_Work to complete_. Each line of the material below should be reproduced exactly.

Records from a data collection
%%
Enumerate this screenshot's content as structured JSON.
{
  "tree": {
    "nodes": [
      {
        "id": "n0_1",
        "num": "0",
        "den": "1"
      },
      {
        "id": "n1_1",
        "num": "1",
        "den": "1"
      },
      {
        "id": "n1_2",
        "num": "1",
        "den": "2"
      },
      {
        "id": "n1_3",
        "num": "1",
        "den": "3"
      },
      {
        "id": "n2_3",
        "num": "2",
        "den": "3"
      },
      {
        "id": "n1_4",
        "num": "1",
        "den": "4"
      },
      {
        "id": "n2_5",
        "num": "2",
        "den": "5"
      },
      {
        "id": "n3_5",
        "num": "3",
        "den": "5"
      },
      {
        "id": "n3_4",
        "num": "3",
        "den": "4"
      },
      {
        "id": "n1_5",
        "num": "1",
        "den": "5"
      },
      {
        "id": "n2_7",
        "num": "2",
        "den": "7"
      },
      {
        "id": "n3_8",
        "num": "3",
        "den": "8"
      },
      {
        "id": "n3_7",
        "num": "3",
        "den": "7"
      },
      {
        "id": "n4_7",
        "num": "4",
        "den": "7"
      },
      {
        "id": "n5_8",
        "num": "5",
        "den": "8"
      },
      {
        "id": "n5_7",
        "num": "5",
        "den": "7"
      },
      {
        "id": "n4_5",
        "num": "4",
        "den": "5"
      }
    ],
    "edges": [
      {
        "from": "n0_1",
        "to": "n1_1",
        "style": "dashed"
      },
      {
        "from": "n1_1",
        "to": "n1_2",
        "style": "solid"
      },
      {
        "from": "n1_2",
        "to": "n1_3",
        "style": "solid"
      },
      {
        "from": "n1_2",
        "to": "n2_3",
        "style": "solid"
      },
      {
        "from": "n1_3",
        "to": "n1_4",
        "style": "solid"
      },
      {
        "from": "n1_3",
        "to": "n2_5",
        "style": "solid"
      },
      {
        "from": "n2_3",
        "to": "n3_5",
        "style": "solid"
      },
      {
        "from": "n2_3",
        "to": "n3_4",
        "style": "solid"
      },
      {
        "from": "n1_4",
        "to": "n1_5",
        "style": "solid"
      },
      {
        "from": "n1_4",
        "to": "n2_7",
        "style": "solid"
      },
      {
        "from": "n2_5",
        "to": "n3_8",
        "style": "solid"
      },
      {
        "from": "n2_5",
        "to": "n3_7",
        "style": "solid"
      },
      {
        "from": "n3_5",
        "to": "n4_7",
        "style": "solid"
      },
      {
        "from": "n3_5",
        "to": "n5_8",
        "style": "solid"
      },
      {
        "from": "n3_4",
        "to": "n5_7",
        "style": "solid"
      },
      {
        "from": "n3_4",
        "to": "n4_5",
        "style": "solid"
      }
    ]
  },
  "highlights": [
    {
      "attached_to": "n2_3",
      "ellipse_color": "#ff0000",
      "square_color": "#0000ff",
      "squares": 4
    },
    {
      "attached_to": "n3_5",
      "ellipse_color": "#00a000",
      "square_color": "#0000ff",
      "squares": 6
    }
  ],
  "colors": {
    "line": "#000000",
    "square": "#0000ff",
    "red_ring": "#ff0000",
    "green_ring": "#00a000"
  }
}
%%
_Complete answer_.
Enumerate this screenshot's content as structured JSON.
{
  "tree": {
    "nodes": [
      {
        "id": "n0_1",
        "num": "0",
        "den": "1"
      },
      {
        "id": "n1_1",
        "num": "1",
        "den": "1"
      },
      {
        "id": "n1_2",
        "num": "1",
        "den": "2"
      },
      {
        "id": "n1_3",
        "num": "1",
        "den": "3"
      },
      {
        "id": "n2_3",
        "num": "2",
        "den": "3"
      },
      {
        "id": "n1_4",
        "num": "1",
        "den": "4"
      },
      {
        "id": "n2_5",
        "num": "2",
        "den": "5"
      },
      {
        "id": "n3_5",
        "num": "3",
        "den": "5"
      },
      {
        "id": "n3_4",
        "num": "3",
        "den": "4"
      },
      {
        "id": "n1_5",
        "num": "1",
        "den": "5"
      },
      {
        "id": "n2_7",
        "num": "2",
        "den": "7"
      },
      {
        "id": "n3_8",
        "num": "3",
        "den": "8"
      },
      {
        "id": "n3_7",
        "num": "3",
        "den": "7"
      },
      {
        "id": "n4_7",
        "num": "4",
        "den": "7"
      },
      {
        "id": "n5_8",
        "num": "5",
        "den": "8"
      },
      {
        "id": "n5_7",
        "num": "5",
        "den": "7"
      },
      {
        "id": "n4_5",
        "num": "4",
        "den": "5"
      }
    ],
    "edges": [
      {
        "from": "n0_1",
        "to": "n1_1",
        "style": "dashed"
      },
      {
        "from": "n1_1",
        "to": "n1_2",
        "style": "solid"
      },
      {
        "from": "n1_2",
        "to": "n1_3",
        "style": "solid"
      },
      {
        "from": "n1_2",
        "to": "n2_3",
        "style": "solid"
      },
      {
        "from": "n1_3",
        "to": "n1_4",
        "style": "solid"
      },
      {
        "from": "n1_3",
        "to": "n2_5",
        "style": "solid"
      },
      {
        "from": "n2_3",
        "to": "n3_5",
        "style": "solid"
      },
      {
        "from": "n2_3",
        "to": "n3_4",
        "style": "solid"
      },
      {
        "from": "n1_4",
        "to": "n1_5",
        "style": "solid"
      },
      {
        "from": "n1_4",
        "to": "n2_7",
        "style": "solid"
      },
      {
        "from": "n2_5",
        "to": "n3_8",
        "style": "solid"
      },
      {
        "from": "n2_5",
        "to": "n3_7",
        "style": "solid"
      },
      {
        "from": "n3_5",
        "to": "n4_7",
        "style": "solid"
      },
      {
        "from": "n3_5",
        "to": "n5_8",
        "style": "solid"
      },
      {
        "from": "n3_4",
        "to": "n5_7",
        "style": "solid"
      },
      {
        "from": "n3_4",
        "to": "n4_5",
        "style": "solid"
      }
    ]
  },
  "highlights": [
    {
      "attached_to": "n2_3",
      "ellipse_color": "#ff0000",
      "square_color": "#0000ff",
      "squares": 4
    },
    {
      "attached_to": "n3_5",
      "ellipse_color": "#00a000",
      "square_color": "#0000ff",
      "squares": 6
    }
  ],
  "colors": {
    "line": "#000000",
    "square": "#0000ff",
    "red_ring": "#ff0000",
    "green_ring": "#00a000"
  }
}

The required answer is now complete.